(Annotations of layout elements)
::::::
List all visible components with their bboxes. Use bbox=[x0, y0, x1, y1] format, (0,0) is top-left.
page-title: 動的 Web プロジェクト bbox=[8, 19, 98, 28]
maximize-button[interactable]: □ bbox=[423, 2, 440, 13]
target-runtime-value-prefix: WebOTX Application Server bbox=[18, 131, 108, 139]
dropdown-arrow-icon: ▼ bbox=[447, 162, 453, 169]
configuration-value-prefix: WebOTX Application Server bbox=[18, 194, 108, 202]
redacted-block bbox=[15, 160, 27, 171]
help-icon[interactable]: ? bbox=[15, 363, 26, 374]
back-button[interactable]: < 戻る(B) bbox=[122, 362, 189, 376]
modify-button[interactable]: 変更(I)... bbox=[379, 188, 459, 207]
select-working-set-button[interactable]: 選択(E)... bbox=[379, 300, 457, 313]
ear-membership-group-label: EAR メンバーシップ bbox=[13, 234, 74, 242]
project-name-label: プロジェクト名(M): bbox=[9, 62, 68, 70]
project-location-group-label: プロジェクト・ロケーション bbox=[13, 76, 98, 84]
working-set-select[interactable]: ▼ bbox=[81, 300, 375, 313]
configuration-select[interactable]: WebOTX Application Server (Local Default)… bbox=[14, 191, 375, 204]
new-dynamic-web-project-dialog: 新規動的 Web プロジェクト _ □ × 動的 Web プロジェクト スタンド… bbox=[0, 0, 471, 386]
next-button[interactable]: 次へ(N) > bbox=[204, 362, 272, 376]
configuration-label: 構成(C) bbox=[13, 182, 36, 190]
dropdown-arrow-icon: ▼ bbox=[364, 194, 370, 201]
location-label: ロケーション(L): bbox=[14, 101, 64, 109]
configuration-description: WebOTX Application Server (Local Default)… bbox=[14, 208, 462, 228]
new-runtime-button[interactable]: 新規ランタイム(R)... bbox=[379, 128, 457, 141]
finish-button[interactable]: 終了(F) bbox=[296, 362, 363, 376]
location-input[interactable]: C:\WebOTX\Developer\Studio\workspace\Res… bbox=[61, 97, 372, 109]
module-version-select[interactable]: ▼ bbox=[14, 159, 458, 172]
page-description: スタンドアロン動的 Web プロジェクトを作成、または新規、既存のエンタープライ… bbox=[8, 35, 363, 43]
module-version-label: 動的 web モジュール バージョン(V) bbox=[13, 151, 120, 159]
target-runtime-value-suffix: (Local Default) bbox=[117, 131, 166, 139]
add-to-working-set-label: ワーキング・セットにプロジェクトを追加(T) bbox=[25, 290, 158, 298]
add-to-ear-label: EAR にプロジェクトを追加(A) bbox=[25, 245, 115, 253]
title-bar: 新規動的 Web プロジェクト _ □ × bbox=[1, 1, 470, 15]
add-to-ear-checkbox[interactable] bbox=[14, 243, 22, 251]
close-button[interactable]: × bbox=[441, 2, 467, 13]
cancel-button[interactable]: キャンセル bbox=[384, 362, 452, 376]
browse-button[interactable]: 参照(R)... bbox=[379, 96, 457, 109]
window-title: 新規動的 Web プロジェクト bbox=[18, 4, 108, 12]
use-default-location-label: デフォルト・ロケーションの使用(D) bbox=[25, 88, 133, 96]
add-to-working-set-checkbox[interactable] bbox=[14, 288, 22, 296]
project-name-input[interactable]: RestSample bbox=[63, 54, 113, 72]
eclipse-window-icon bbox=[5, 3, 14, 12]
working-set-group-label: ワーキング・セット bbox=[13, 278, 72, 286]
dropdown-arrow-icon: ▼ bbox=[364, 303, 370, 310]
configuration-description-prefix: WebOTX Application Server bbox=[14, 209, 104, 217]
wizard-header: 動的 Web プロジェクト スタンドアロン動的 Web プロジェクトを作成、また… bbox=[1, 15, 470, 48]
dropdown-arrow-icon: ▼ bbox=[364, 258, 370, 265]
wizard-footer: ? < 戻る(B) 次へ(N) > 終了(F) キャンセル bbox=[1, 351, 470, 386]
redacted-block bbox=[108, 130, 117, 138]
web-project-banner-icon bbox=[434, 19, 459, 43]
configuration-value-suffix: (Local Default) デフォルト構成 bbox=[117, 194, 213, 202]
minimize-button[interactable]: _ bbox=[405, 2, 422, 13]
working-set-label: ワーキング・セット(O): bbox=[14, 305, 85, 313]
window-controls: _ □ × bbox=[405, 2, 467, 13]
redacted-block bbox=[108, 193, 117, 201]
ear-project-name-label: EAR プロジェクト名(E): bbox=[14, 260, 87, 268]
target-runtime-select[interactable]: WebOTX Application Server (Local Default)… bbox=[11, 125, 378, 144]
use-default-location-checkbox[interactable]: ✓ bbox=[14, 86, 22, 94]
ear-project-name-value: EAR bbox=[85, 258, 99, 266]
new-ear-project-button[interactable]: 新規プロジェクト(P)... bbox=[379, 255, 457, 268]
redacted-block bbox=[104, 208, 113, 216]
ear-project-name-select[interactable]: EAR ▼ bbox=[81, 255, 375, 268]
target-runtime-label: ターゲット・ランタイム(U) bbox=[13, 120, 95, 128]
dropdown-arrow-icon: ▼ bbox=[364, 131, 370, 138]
::::::
Reproduce the material with each occurrence of "dropdown-arrow-icon" renamed to "select-arrow-icon", leaving everything else unchanged.

Exercise answer
List all visible components with their bboxes. Use bbox=[x0, y0, x1, y1] format, (0,0) is top-left.
page-title: 動的 Web プロジェクト bbox=[8, 19, 98, 28]
maximize-button[interactable]: □ bbox=[423, 2, 440, 13]
target-runtime-value-prefix: WebOTX Application Server bbox=[18, 131, 108, 139]
select-arrow-icon: ▼ bbox=[447, 162, 453, 169]
configuration-value-prefix: WebOTX Application Server bbox=[18, 194, 108, 202]
redacted-block bbox=[15, 160, 27, 171]
help-icon[interactable]: ? bbox=[15, 363, 26, 374]
back-button[interactable]: < 戻る(B) bbox=[122, 362, 189, 376]
modify-button[interactable]: 変更(I)... bbox=[379, 188, 459, 207]
select-working-set-button[interactable]: 選択(E)... bbox=[379, 300, 457, 313]
ear-membership-group-label: EAR メンバーシップ bbox=[13, 234, 74, 242]
project-name-label: プロジェクト名(M): bbox=[9, 62, 68, 70]
project-location-group-label: プロジェクト・ロケーション bbox=[13, 76, 98, 84]
working-set-select[interactable]: ▼ bbox=[81, 300, 375, 313]
configuration-select[interactable]: WebOTX Application Server (Local Default)… bbox=[14, 191, 375, 204]
new-dynamic-web-project-dialog: 新規動的 Web プロジェクト _ □ × 動的 Web プロジェクト スタンド… bbox=[0, 0, 471, 386]
next-button[interactable]: 次へ(N) > bbox=[204, 362, 272, 376]
configuration-label: 構成(C) bbox=[13, 182, 36, 190]
select-arrow-icon: ▼ bbox=[364, 194, 370, 201]
location-label: ロケーション(L): bbox=[14, 101, 64, 109]
configuration-description: WebOTX Application Server (Local Default)… bbox=[14, 208, 462, 228]
new-runtime-button[interactable]: 新規ランタイム(R)... bbox=[379, 128, 457, 141]
finish-button[interactable]: 終了(F) bbox=[296, 362, 363, 376]
location-input[interactable]: C:\WebOTX\Developer\Studio\workspace\Res… bbox=[61, 97, 372, 109]
module-version-select[interactable]: ▼ bbox=[14, 159, 458, 172]
page-description: スタンドアロン動的 Web プロジェクトを作成、または新規、既存のエンタープライ… bbox=[8, 35, 363, 43]
module-version-label: 動的 web モジュール バージョン(V) bbox=[13, 151, 120, 159]
target-runtime-value-suffix: (Local Default) bbox=[117, 131, 166, 139]
add-to-working-set-label: ワーキング・セットにプロジェクトを追加(T) bbox=[25, 290, 158, 298]
add-to-ear-label: EAR にプロジェクトを追加(A) bbox=[25, 245, 115, 253]
title-bar: 新規動的 Web プロジェクト _ □ × bbox=[1, 1, 470, 15]
add-to-ear-checkbox[interactable] bbox=[14, 243, 22, 251]
close-button[interactable]: × bbox=[441, 2, 467, 13]
cancel-button[interactable]: キャンセル bbox=[384, 362, 452, 376]
browse-button[interactable]: 参照(R)... bbox=[379, 96, 457, 109]
window-title: 新規動的 Web プロジェクト bbox=[18, 4, 108, 12]
use-default-location-label: デフォルト・ロケーションの使用(D) bbox=[25, 88, 133, 96]
add-to-working-set-checkbox[interactable] bbox=[14, 288, 22, 296]
project-name-input[interactable]: RestSample bbox=[63, 54, 113, 72]
eclipse-window-icon bbox=[5, 3, 14, 12]
working-set-group-label: ワーキング・セット bbox=[13, 278, 72, 286]
select-arrow-icon: ▼ bbox=[364, 303, 370, 310]
configuration-description-prefix: WebOTX Application Server bbox=[14, 209, 104, 217]
wizard-header: 動的 Web プロジェクト スタンドアロン動的 Web プロジェクトを作成、また… bbox=[1, 15, 470, 48]
select-arrow-icon: ▼ bbox=[364, 258, 370, 265]
wizard-footer: ? < 戻る(B) 次へ(N) > 終了(F) キャンセル bbox=[1, 351, 470, 386]
redacted-block bbox=[108, 130, 117, 138]
web-project-banner-icon bbox=[434, 19, 459, 43]
configuration-value-suffix: (Local Default) デフォルト構成 bbox=[117, 194, 213, 202]
minimize-button[interactable]: _ bbox=[405, 2, 422, 13]
working-set-label: ワーキング・セット(O): bbox=[14, 305, 85, 313]
window-controls: _ □ × bbox=[405, 2, 467, 13]
redacted-block bbox=[108, 193, 117, 201]
ear-project-name-label: EAR プロジェクト名(E): bbox=[14, 260, 87, 268]
target-runtime-select[interactable]: WebOTX Application Server (Local Default)… bbox=[11, 125, 378, 144]
use-default-location-checkbox[interactable]: ✓ bbox=[14, 86, 22, 94]
ear-project-name-value: EAR bbox=[85, 258, 99, 266]
new-ear-project-button[interactable]: 新規プロジェクト(P)... bbox=[379, 255, 457, 268]
redacted-block bbox=[104, 208, 113, 216]
ear-project-name-select[interactable]: EAR ▼ bbox=[81, 255, 375, 268]
target-runtime-label: ターゲット・ランタイム(U) bbox=[13, 120, 95, 128]
select-arrow-icon: ▼ bbox=[364, 131, 370, 138]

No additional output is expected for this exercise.